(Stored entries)
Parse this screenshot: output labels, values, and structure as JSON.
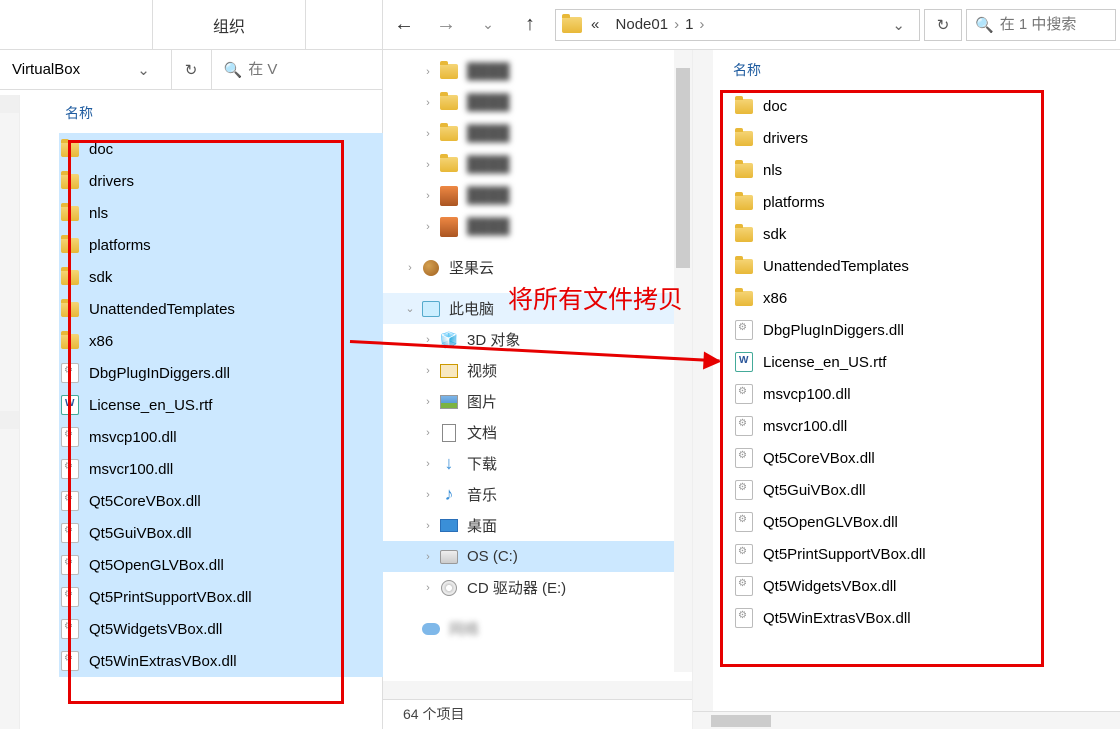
{
  "left": {
    "organize": "组织",
    "current_path": "VirtualBox",
    "search_placeholder": "在 V",
    "name_header": "名称",
    "files": [
      {
        "name": "doc",
        "type": "folder"
      },
      {
        "name": "drivers",
        "type": "folder"
      },
      {
        "name": "nls",
        "type": "folder"
      },
      {
        "name": "platforms",
        "type": "folder"
      },
      {
        "name": "sdk",
        "type": "folder"
      },
      {
        "name": "UnattendedTemplates",
        "type": "folder"
      },
      {
        "name": "x86",
        "type": "folder"
      },
      {
        "name": "DbgPlugInDiggers.dll",
        "type": "dll"
      },
      {
        "name": "License_en_US.rtf",
        "type": "rtf"
      },
      {
        "name": "msvcp100.dll",
        "type": "dll"
      },
      {
        "name": "msvcr100.dll",
        "type": "dll"
      },
      {
        "name": "Qt5CoreVBox.dll",
        "type": "dll"
      },
      {
        "name": "Qt5GuiVBox.dll",
        "type": "dll"
      },
      {
        "name": "Qt5OpenGLVBox.dll",
        "type": "dll"
      },
      {
        "name": "Qt5PrintSupportVBox.dll",
        "type": "dll"
      },
      {
        "name": "Qt5WidgetsVBox.dll",
        "type": "dll"
      },
      {
        "name": "Qt5WinExtrasVBox.dll",
        "type": "dll"
      }
    ]
  },
  "right": {
    "breadcrumb": [
      "«",
      "Node01",
      "1"
    ],
    "search_placeholder": "在 1 中搜索",
    "name_header": "名称",
    "tree": {
      "quick_folders": [
        {
          "label": "",
          "blur": true,
          "icon": "folder"
        },
        {
          "label": "",
          "blur": true,
          "icon": "folder"
        },
        {
          "label": "",
          "blur": true,
          "icon": "folder"
        },
        {
          "label": "",
          "blur": true,
          "icon": "folder"
        },
        {
          "label": "",
          "blur": true,
          "icon": "rar"
        },
        {
          "label": "",
          "blur": true,
          "icon": "rar"
        }
      ],
      "nutcloud": "坚果云",
      "this_pc": "此电脑",
      "pc_children": [
        {
          "label": "3D 对象",
          "icon": "3d"
        },
        {
          "label": "视频",
          "icon": "video"
        },
        {
          "label": "图片",
          "icon": "image"
        },
        {
          "label": "文档",
          "icon": "doc"
        },
        {
          "label": "下载",
          "icon": "download"
        },
        {
          "label": "音乐",
          "icon": "music"
        },
        {
          "label": "桌面",
          "icon": "desktop"
        },
        {
          "label": "OS (C:)",
          "icon": "drive",
          "selected": true
        },
        {
          "label": "CD 驱动器 (E:)",
          "icon": "disc"
        }
      ],
      "network": "网络"
    },
    "footer": "64 个项目",
    "files": [
      {
        "name": "doc",
        "type": "folder"
      },
      {
        "name": "drivers",
        "type": "folder"
      },
      {
        "name": "nls",
        "type": "folder"
      },
      {
        "name": "platforms",
        "type": "folder"
      },
      {
        "name": "sdk",
        "type": "folder"
      },
      {
        "name": "UnattendedTemplates",
        "type": "folder"
      },
      {
        "name": "x86",
        "type": "folder"
      },
      {
        "name": "DbgPlugInDiggers.dll",
        "type": "dll"
      },
      {
        "name": "License_en_US.rtf",
        "type": "rtf"
      },
      {
        "name": "msvcp100.dll",
        "type": "dll"
      },
      {
        "name": "msvcr100.dll",
        "type": "dll"
      },
      {
        "name": "Qt5CoreVBox.dll",
        "type": "dll"
      },
      {
        "name": "Qt5GuiVBox.dll",
        "type": "dll"
      },
      {
        "name": "Qt5OpenGLVBox.dll",
        "type": "dll"
      },
      {
        "name": "Qt5PrintSupportVBox.dll",
        "type": "dll"
      },
      {
        "name": "Qt5WidgetsVBox.dll",
        "type": "dll"
      },
      {
        "name": "Qt5WinExtrasVBox.dll",
        "type": "dll"
      }
    ]
  },
  "annotation": "将所有文件拷贝"
}
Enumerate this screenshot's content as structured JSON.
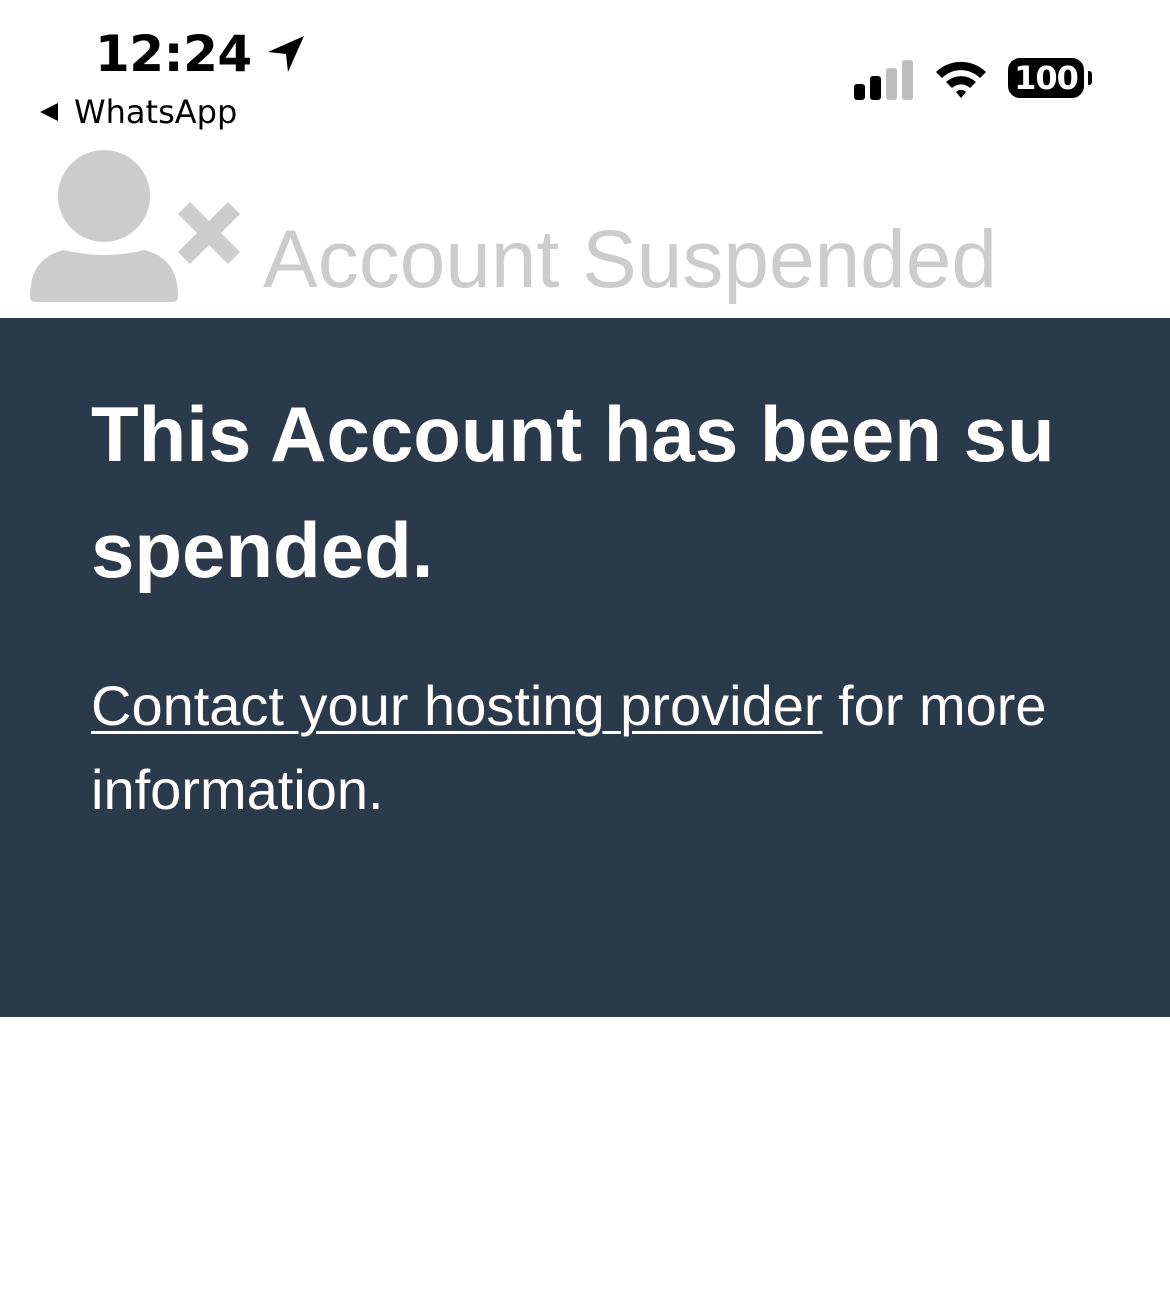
{
  "status_bar": {
    "time": "12:24",
    "back_label": "WhatsApp",
    "battery_level": "100",
    "icons": [
      "location-arrow-icon",
      "back-arrow-icon",
      "cellular-signal-icon",
      "wifi-icon",
      "battery-icon"
    ],
    "signal_bars_active": 2,
    "signal_bars_total": 4
  },
  "header": {
    "title": "Account Suspended",
    "icon": "user-x-icon",
    "icon_color": "#cccccc"
  },
  "panel": {
    "heading": "This Account has been suspended.",
    "link_text": "Contact your hosting provider",
    "text_after_link": " for more information.",
    "background_color": "#2b3a4a",
    "text_color": "#ffffff"
  }
}
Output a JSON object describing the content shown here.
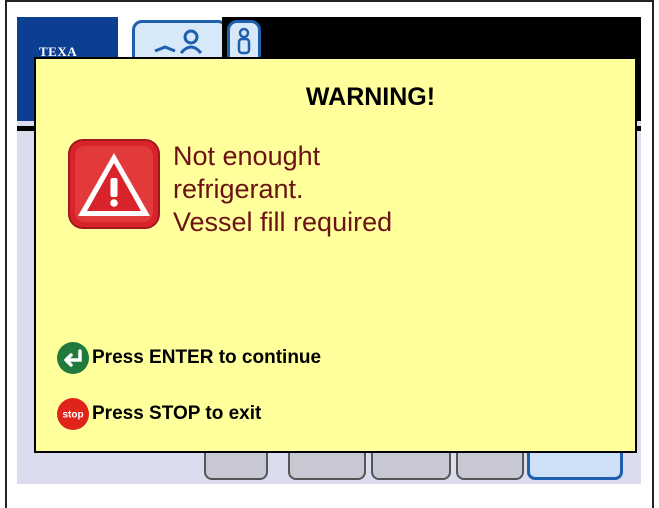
{
  "brand": {
    "logo_text": "TEXA"
  },
  "topbar": {
    "icons": [
      "people-icon",
      "person-icon"
    ]
  },
  "bottom_bar": {
    "buttons": [
      "button-1",
      "button-2",
      "button-3",
      "button-4",
      "button-5"
    ]
  },
  "dialog": {
    "title": "WARNING!",
    "icon": "warning-icon",
    "message": {
      "line1": "Not enought",
      "line2": "refrigerant.",
      "line3": "Vessel fill required"
    },
    "hints": {
      "enter": {
        "icon": "enter-icon",
        "text": "Press ENTER to continue"
      },
      "stop": {
        "icon": "stop-icon",
        "icon_label": "stop",
        "text": "Press STOP to exit"
      }
    }
  },
  "colors": {
    "dialog_bg": "#ffff9c",
    "message_text": "#6b1212",
    "warning_red": "#d9232a",
    "enter_green": "#1f7a3b",
    "stop_red": "#e0241c",
    "brand_blue": "#0c3e91"
  }
}
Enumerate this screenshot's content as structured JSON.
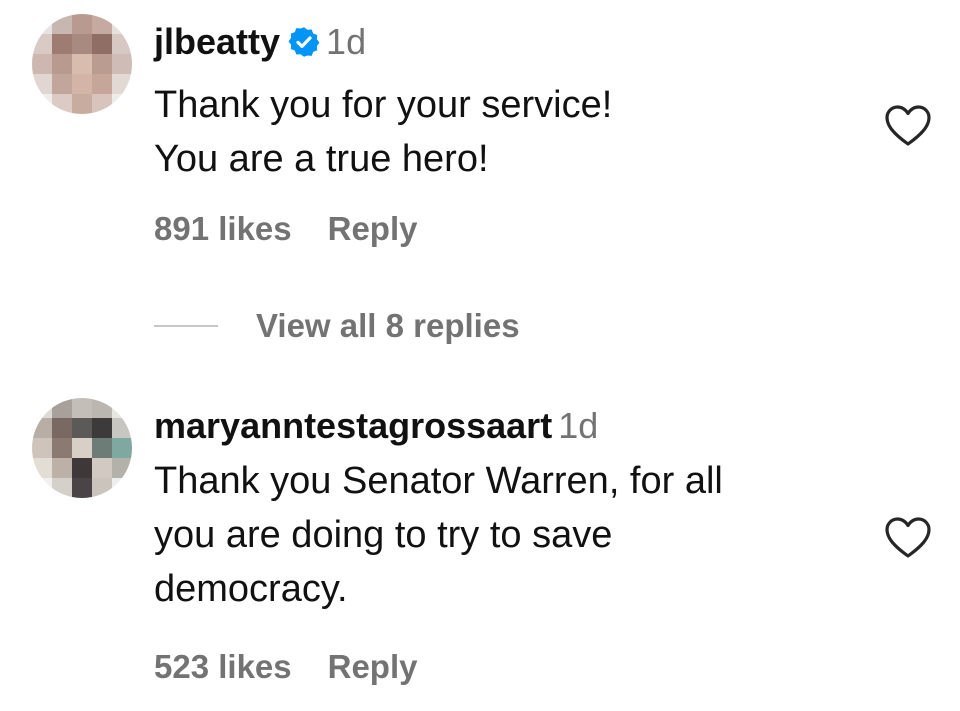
{
  "comments": [
    {
      "username": "jlbeatty",
      "verified": true,
      "time": "1d",
      "text": "Thank you for your service!\nYou are a true hero!",
      "likes": "891 likes",
      "reply_label": "Reply",
      "avatar_colors": [
        "#e8e2e0",
        "#c8b6b0",
        "#b89a90",
        "#c6aaa2",
        "#e6e0de",
        "#d9cac6",
        "#9e7c72",
        "#a88a80",
        "#8f6e66",
        "#d8c8c4",
        "#cdb7b0",
        "#b89a8e",
        "#d8bcae",
        "#bb9c90",
        "#cfbcb6",
        "#e2d6d2",
        "#c2a69c",
        "#d4b4a6",
        "#c6a698",
        "#e2d8d4",
        "#f0ecea",
        "#dccac4",
        "#c8aca0",
        "#d8c4bc",
        "#efebe9"
      ]
    },
    {
      "username": "maryanntestagrossaart",
      "verified": false,
      "time": "1d",
      "text": "Thank you Senator Warren, for all\nyou are doing to try to save\ndemocracy.",
      "likes": "523 likes",
      "reply_label": "Reply",
      "avatar_colors": [
        "#dedad6",
        "#a8a09a",
        "#c4beb8",
        "#bcb6b0",
        "#e8e6e2",
        "#b8aea6",
        "#7a6862",
        "#5c5a58",
        "#3c3a3a",
        "#c8c6c0",
        "#cfc4bc",
        "#8a7a72",
        "#d8d0c6",
        "#6e7c78",
        "#7fa8a0",
        "#e4ddd6",
        "#bdb0a6",
        "#3e3838",
        "#d2cac2",
        "#b4b0aa",
        "#f2f0ee",
        "#d6d0ca",
        "#4a4446",
        "#cac4bc",
        "#eeeeec"
      ]
    }
  ],
  "view_replies": "View all 8 replies",
  "colors": {
    "text": "#111111",
    "secondary": "#737373",
    "verified_blue": "#0095f6",
    "divider": "#c7c7c7"
  },
  "icons": {
    "verified": "verified-badge-icon",
    "like": "heart-icon"
  }
}
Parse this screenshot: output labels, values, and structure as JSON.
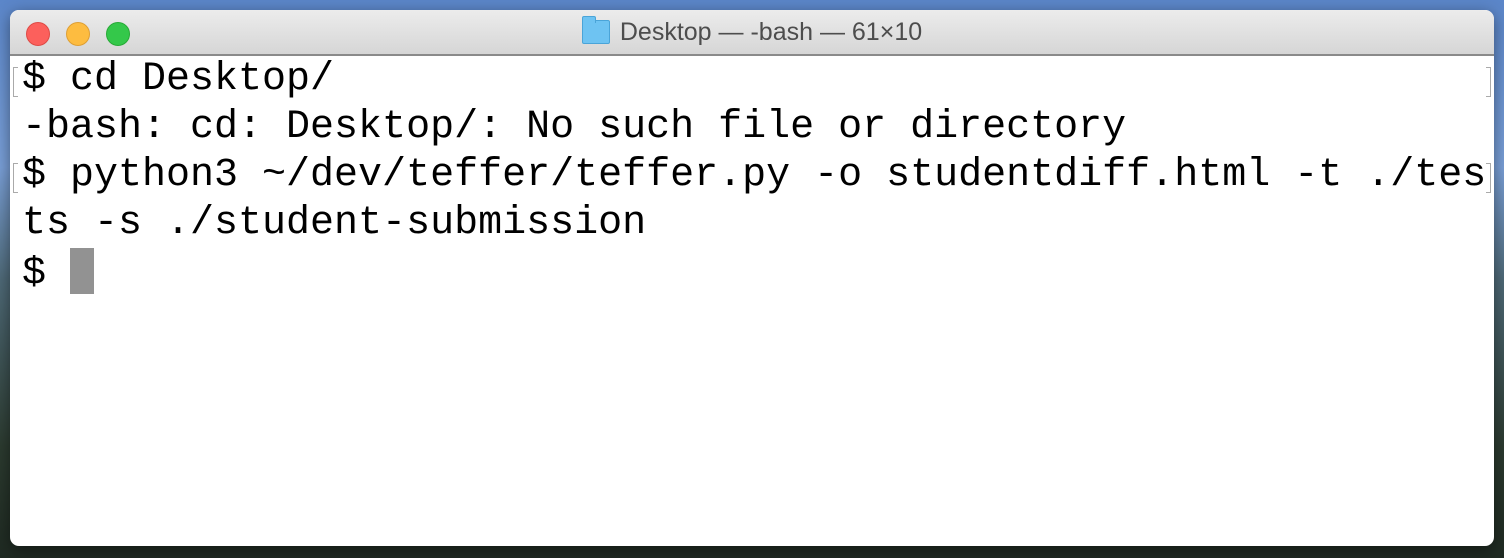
{
  "window": {
    "title": "Desktop — -bash — 61×10",
    "title_icon": "folder-icon"
  },
  "terminal": {
    "lines": [
      "$ cd Desktop/",
      "-bash: cd: Desktop/: No such file or directory",
      "$ python3 ~/dev/teffer/teffer.py -o studentdiff.html -t ./tes",
      "ts -s ./student-submission"
    ],
    "prompt": "$ "
  }
}
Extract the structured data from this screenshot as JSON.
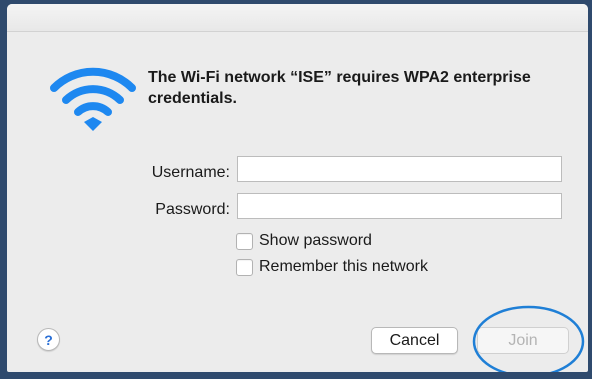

▶ AIM OF THE EXERCISE
Locate the lines above that hold the word "arrow". Show every one of them.

▶ ANSWER TO THIS TASK
      "location-arrow-icon",
      "back-arrow-icon",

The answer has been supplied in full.